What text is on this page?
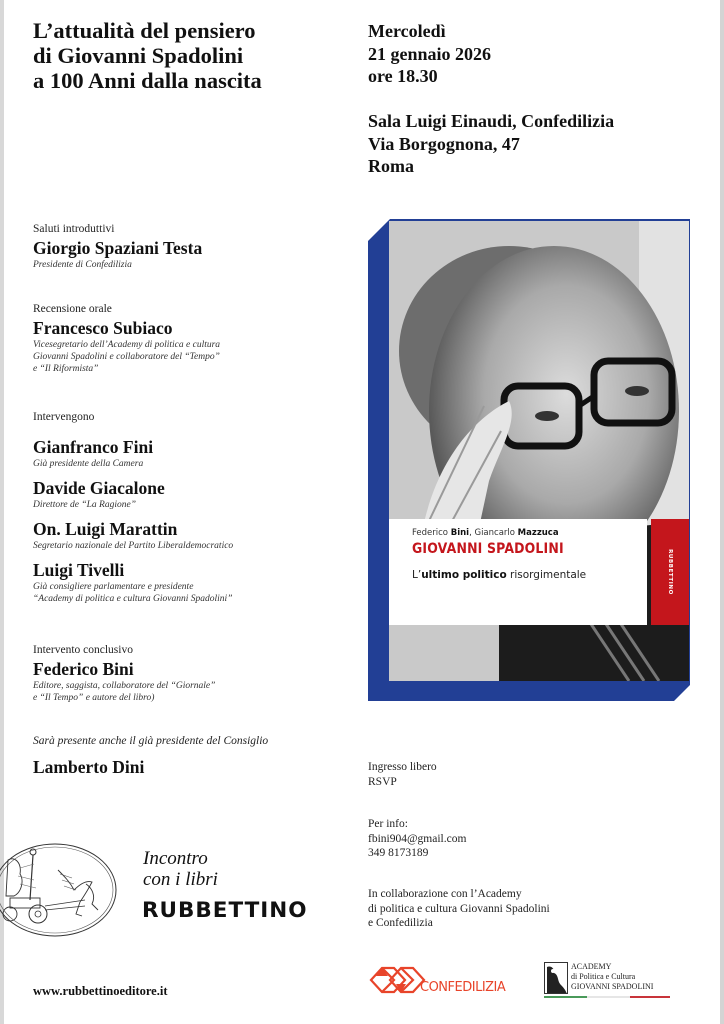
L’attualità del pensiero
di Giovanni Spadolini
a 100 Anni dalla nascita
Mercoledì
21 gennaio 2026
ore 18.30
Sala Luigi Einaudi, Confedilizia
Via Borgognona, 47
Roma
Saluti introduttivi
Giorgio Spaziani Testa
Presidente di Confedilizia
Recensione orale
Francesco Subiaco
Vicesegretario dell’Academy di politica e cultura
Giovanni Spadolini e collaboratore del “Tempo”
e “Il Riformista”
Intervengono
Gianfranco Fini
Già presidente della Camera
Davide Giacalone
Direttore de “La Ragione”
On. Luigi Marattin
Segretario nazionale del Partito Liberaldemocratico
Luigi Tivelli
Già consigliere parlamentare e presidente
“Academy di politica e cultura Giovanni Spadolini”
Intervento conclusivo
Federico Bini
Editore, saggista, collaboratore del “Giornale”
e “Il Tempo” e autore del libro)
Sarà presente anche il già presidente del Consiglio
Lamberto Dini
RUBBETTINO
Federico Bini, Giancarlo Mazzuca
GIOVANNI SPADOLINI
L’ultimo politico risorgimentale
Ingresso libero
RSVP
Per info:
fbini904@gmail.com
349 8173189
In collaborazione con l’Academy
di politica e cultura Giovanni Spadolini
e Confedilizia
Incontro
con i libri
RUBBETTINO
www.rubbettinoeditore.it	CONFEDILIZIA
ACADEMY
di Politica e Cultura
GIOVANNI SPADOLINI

---

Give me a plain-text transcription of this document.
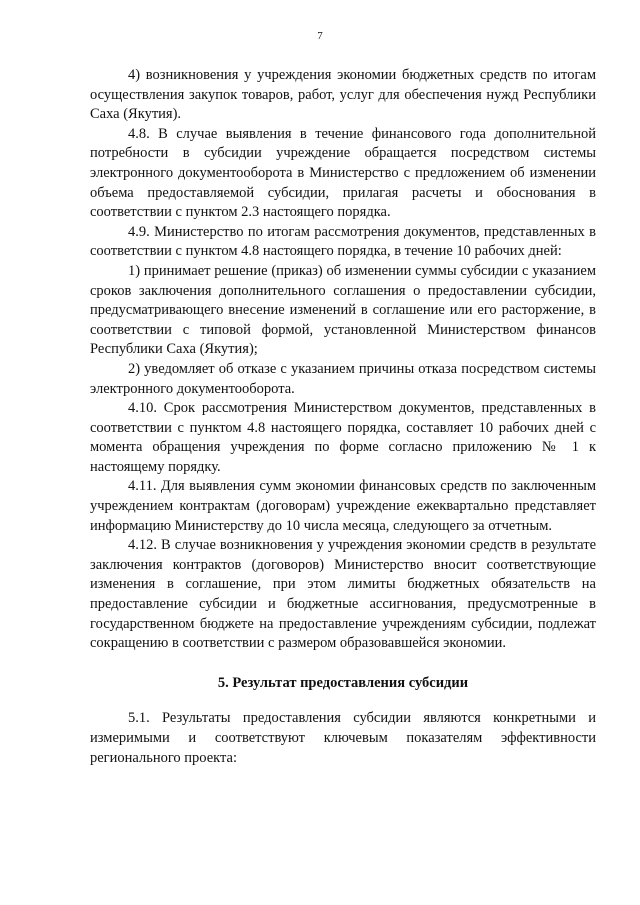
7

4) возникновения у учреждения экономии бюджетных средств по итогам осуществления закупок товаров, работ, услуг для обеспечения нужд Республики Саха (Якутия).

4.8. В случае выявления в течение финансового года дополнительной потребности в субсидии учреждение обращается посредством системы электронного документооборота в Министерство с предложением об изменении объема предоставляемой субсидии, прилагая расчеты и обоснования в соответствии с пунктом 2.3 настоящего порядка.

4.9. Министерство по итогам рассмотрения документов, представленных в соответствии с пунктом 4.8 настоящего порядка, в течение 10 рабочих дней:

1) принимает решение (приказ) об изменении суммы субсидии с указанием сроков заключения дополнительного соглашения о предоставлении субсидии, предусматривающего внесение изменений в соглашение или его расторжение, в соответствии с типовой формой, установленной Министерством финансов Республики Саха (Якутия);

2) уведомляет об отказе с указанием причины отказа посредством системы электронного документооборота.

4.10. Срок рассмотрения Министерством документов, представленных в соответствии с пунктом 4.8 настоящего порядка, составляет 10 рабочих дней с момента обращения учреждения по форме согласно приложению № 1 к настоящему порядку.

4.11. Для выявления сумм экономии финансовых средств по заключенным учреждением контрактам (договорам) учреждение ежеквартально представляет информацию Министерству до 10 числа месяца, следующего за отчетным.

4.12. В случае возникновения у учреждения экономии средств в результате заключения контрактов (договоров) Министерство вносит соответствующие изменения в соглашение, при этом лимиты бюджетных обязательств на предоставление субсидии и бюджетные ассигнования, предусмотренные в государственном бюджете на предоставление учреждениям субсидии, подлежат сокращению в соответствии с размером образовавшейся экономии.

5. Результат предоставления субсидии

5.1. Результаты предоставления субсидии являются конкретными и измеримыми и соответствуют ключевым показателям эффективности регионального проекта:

● **TASK REQUIREMENTS**
Identify lines with the string "Якутия". Copy each one.

● **EXERCISE SOLUTION**
4) возникновения у учреждения экономии бюджетных средств по итогам осуществления закупок товаров, работ, услуг для обеспечения нужд Республики Саха (Якутия).
1) принимает решение (приказ) об изменении суммы субсидии с указанием сроков заключения дополнительного соглашения о предоставлении субсидии, предусматривающего внесение изменений в соглашение или его расторжение, в соответствии с типовой формой, установленной Министерством финансов Республики Саха (Якутия);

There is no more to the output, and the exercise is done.